**REQUEST**
Go through the entries below and write each one out exactly.

**RECORD SET**

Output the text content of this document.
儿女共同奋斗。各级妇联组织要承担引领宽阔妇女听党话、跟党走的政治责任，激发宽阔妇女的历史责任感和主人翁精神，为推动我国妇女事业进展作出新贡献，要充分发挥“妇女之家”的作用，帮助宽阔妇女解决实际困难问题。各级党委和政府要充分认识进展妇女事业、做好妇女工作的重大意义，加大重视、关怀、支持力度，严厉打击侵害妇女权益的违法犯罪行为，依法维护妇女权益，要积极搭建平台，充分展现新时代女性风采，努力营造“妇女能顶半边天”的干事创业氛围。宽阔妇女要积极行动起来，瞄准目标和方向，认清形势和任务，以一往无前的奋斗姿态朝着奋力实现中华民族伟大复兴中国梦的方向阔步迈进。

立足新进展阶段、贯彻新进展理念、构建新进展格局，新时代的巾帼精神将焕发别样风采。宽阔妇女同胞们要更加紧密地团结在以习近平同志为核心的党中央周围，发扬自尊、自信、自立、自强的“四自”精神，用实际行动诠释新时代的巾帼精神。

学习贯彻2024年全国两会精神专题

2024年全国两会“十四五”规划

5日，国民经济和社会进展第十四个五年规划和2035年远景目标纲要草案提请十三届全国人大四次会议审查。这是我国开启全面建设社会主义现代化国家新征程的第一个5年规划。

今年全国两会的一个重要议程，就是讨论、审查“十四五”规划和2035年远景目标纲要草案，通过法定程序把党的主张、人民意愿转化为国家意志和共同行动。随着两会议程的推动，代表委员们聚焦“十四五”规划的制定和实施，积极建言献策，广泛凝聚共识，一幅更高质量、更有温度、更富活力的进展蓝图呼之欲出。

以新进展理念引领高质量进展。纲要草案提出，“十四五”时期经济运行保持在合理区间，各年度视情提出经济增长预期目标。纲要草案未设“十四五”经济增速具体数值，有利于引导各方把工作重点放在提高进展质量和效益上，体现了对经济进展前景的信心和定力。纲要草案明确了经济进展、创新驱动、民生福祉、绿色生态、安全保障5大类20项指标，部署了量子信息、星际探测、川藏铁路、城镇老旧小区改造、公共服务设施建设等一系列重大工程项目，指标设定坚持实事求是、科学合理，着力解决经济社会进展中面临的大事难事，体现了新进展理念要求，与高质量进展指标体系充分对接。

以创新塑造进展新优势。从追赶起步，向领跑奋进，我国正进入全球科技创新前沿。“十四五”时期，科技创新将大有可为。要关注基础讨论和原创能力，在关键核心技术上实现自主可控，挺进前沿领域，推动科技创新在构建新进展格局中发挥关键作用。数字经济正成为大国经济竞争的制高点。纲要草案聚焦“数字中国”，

**CORRECT RESULT**
Output the text content of this document.
儿女共同奋斗。各级妇联组织要承担引领宽阔妇女听党话、跟党走的政治责任，激发宽阔妇女的历史责任感和主人翁精神，为推动我国妇女事业进展作出新贡献，要充分发挥“妇女之家”的作用，帮助宽阔妇女解决实际困难问题。各级党委和政府要充分认识进展妇女事业、做好妇女工作的重大意义，加大重视、关怀、支持力度，严厉打击侵害妇女权益的违法犯罪行为，依法维护妇女权益，要积极搭建平台，充分展现新时代女性风采，努力营造“妇女能顶半边天”的干事创业氛围。宽阔妇女要积极行动起来，瞄准目标和方向，认清形势和任务，以一往无前的奋斗姿态朝着奋力实现中华民族伟大复兴中国梦的方向阔步迈进。

立足新进展阶段、贯彻新进展理念、构建新进展格局，新时代的巾帼精神将焕发别样风采。宽阔妇女同胞们要更加紧密地团结在以习近平同志为核心的党中央周围，发扬自尊、自信、自立、自强的“四自”精神，用实际行动诠释新时代的巾帼精神。

学习贯彻2024年全国两会精神专题

2024年全国两会“十四五”规划

5日，国民经济和社会进展第十四个五年规划和2035年远景目标纲要草案提请十三届全国人大四次会议审查。这是我国开启全面建设社会主义现代化国家新征程的第一个5年规划。

今年全国两会的一个重要议程，就是讨论、审查“十四五”规划和2035年远景目标纲要草案，通过法定程序把党的主张、人民意愿转化为国家意志和共同行动。随着两会议程的推动，代表委员们聚焦“十四五”规划的制定和实施，积极建言献策，广泛凝聚共识，一幅更高质量、更有温度、更富活力的进展蓝图呼之欲出。

以新进展理念引领高质量进展。纲要草案提出，“十四五”时期经济运行保持在合理区间，各年度视情提出经济增长预期目标。纲要草案未设“十四五”经济增速具体数值，有利于引导各方把工作重点放在提高进展质量和效益上，体现了对经济进展前景的信心和定力。纲要草案明确了经济进展、创新驱动、民生福祉、绿色生态、安全保障5大类20项指标，部署了量子信息、星际探测、川藏铁路、城镇老旧小区改造、公共服务设施建设等一系列重大工程项目，指标设定坚持实事求是、科学合理，着力解决经济社会进展中面临的大事难事，体现了新进展理念要求，与高质量进展指标体系充分对接。

以创新塑造进展新优势。从追赶起步，向领跑奋进，我国正进入全球科技创新前沿。“十四五”时期，科技创新将大有可为。要关注基础讨论和原创能力，在关键核心技术上实现自主可控，挺进前沿领域，推动科技创新在构建新进展格局中发挥关键作用。数字经济正成为大国经济竞争的制高点。纲要草案聚焦“数字中国”，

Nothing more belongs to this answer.